(Lines of data)
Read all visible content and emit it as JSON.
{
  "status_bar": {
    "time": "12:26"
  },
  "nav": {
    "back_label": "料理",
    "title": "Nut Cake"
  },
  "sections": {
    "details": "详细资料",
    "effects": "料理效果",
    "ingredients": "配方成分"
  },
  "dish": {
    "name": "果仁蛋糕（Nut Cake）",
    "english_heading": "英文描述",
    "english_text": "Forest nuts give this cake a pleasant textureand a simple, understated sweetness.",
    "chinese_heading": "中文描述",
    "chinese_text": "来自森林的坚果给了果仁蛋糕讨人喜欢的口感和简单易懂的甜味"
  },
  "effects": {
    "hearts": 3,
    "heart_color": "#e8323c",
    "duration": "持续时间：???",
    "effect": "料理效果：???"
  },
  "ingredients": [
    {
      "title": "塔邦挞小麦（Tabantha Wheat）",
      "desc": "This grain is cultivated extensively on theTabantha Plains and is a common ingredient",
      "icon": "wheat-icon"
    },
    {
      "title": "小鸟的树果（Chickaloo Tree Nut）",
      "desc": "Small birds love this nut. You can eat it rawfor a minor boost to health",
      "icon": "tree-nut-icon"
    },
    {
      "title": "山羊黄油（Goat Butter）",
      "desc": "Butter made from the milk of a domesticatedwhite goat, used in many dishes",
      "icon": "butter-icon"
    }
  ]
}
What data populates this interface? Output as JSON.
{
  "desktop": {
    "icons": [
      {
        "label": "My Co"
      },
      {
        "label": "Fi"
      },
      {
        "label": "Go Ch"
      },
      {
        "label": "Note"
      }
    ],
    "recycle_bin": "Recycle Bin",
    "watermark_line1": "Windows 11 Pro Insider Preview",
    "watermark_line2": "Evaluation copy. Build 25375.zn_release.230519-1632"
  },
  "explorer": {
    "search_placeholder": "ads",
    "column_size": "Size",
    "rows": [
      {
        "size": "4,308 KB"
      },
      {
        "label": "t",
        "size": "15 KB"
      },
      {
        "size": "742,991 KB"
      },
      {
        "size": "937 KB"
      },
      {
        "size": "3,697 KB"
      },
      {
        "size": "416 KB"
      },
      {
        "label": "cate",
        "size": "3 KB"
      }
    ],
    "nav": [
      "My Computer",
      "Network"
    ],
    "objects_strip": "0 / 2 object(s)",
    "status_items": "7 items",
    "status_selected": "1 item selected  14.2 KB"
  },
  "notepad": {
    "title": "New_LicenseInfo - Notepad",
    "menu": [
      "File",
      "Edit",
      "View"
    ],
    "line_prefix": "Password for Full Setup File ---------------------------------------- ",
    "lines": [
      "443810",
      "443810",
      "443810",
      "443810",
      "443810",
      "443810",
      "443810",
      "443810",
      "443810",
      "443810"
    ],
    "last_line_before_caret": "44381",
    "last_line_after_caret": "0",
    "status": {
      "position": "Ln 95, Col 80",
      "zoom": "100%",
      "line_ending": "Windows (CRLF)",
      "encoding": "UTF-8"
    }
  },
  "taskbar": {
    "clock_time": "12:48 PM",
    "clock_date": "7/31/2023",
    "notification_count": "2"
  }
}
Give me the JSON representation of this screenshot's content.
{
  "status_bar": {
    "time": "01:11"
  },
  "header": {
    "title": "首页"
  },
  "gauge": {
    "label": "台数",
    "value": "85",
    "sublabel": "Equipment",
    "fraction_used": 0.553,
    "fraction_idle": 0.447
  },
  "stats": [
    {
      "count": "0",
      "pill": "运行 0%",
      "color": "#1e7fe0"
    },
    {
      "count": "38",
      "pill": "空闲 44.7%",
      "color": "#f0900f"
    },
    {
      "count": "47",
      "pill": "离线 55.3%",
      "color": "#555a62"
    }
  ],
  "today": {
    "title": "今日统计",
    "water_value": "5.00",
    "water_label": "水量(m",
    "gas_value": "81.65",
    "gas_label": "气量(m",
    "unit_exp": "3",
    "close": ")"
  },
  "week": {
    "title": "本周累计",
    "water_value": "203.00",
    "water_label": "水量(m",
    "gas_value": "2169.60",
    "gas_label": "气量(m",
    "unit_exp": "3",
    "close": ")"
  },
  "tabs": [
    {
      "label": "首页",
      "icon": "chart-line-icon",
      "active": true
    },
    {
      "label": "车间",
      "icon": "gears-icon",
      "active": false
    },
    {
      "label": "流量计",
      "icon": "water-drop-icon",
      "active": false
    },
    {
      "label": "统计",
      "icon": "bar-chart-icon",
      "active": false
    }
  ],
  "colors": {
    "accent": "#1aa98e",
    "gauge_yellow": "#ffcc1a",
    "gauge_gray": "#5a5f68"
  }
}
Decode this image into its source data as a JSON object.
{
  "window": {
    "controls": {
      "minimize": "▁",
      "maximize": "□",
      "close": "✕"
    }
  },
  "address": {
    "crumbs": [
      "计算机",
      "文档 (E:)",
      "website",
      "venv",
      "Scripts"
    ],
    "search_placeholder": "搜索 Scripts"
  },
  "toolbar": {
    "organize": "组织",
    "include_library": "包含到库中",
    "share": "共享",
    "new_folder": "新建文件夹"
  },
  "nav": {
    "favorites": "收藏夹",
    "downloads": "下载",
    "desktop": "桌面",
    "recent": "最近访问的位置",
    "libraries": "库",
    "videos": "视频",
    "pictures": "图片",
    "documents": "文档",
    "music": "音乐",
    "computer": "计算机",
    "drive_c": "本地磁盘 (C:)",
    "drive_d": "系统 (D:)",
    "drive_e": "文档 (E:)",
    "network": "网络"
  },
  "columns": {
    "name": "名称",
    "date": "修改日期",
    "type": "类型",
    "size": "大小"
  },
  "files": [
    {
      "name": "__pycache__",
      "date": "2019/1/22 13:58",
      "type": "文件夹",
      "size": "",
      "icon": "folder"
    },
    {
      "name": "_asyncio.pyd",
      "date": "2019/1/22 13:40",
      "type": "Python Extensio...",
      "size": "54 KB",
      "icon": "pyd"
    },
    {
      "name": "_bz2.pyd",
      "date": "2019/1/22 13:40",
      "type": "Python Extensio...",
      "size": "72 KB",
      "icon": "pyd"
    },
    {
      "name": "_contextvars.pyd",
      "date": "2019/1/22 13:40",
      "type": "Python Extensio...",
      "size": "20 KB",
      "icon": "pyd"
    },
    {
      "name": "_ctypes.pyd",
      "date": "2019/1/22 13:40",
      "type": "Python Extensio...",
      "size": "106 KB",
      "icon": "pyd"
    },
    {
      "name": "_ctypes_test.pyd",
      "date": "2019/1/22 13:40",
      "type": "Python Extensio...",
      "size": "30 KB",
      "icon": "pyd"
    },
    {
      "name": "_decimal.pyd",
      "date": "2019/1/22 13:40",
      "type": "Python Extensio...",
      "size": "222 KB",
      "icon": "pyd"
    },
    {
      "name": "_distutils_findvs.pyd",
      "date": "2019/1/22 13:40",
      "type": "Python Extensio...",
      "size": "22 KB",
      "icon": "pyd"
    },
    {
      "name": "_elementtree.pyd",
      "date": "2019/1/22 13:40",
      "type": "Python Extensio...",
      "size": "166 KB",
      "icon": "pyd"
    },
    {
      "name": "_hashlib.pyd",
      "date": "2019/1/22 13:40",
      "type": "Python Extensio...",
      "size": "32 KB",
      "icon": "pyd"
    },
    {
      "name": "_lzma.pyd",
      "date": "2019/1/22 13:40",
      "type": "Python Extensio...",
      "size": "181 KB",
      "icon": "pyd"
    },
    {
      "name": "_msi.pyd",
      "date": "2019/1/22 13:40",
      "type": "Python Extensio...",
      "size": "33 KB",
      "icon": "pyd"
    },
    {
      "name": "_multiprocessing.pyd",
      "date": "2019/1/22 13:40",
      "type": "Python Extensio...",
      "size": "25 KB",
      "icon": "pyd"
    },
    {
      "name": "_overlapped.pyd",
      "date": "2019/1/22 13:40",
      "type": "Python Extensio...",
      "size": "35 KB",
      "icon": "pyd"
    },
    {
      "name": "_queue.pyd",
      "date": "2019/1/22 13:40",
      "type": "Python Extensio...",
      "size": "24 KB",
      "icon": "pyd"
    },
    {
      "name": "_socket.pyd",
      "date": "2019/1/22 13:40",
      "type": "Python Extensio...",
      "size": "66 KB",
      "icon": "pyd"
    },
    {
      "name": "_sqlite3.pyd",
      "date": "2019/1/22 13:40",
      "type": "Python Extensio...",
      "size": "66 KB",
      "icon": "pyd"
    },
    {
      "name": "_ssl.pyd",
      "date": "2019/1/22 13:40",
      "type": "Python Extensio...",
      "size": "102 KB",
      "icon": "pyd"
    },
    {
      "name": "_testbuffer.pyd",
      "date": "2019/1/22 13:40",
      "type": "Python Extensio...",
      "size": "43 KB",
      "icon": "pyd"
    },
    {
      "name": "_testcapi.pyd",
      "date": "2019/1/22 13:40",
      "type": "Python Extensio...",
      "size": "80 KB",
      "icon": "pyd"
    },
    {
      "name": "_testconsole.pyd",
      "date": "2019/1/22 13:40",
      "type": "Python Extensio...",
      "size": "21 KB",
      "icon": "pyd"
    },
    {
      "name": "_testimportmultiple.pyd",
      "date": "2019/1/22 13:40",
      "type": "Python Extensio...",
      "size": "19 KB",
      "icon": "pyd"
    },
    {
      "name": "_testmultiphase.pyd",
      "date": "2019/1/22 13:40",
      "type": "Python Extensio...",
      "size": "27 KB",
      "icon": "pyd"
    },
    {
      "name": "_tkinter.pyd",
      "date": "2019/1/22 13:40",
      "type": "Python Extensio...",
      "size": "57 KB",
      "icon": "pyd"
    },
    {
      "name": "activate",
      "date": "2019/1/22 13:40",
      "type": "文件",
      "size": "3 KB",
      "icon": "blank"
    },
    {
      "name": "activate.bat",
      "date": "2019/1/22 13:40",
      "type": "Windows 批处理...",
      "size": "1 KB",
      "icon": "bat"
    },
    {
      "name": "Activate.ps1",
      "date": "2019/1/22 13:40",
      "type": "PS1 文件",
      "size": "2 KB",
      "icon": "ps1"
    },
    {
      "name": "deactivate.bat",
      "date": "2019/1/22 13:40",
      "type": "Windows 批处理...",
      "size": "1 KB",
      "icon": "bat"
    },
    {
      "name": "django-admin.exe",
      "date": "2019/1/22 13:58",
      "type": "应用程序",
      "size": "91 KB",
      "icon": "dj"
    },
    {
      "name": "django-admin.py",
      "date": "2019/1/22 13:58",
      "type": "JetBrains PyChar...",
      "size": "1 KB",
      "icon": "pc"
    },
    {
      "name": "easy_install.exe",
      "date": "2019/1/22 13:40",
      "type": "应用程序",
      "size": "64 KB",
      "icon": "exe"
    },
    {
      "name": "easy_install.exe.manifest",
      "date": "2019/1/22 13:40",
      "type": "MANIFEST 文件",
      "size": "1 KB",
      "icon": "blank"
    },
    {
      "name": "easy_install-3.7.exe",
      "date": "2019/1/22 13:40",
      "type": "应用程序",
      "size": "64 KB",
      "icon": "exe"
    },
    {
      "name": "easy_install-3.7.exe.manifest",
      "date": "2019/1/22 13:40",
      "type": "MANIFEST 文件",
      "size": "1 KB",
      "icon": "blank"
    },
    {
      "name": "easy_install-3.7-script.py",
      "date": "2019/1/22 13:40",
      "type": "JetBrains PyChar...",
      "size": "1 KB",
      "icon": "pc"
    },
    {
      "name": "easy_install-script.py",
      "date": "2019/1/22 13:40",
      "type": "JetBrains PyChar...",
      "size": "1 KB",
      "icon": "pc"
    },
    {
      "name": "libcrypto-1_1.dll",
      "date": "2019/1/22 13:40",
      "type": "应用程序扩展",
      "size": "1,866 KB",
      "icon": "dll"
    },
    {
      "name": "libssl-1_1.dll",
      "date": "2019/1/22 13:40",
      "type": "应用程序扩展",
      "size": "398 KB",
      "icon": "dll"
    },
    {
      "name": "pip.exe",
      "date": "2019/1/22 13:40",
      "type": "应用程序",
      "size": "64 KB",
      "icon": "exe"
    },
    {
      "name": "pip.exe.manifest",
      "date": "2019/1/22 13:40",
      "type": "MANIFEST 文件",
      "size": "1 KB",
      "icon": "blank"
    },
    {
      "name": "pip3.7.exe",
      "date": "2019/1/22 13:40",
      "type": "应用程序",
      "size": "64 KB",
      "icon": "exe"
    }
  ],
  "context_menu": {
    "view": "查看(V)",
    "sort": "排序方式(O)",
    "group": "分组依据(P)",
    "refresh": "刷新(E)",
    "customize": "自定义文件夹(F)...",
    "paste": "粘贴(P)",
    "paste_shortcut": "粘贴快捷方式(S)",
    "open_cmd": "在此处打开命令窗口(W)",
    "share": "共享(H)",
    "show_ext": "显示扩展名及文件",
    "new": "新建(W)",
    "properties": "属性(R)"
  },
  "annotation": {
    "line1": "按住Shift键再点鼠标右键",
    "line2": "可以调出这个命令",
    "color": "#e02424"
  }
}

> Required work
Count up every line above that has the word "chart" in it; answer with the number alone.

> Expected answer
2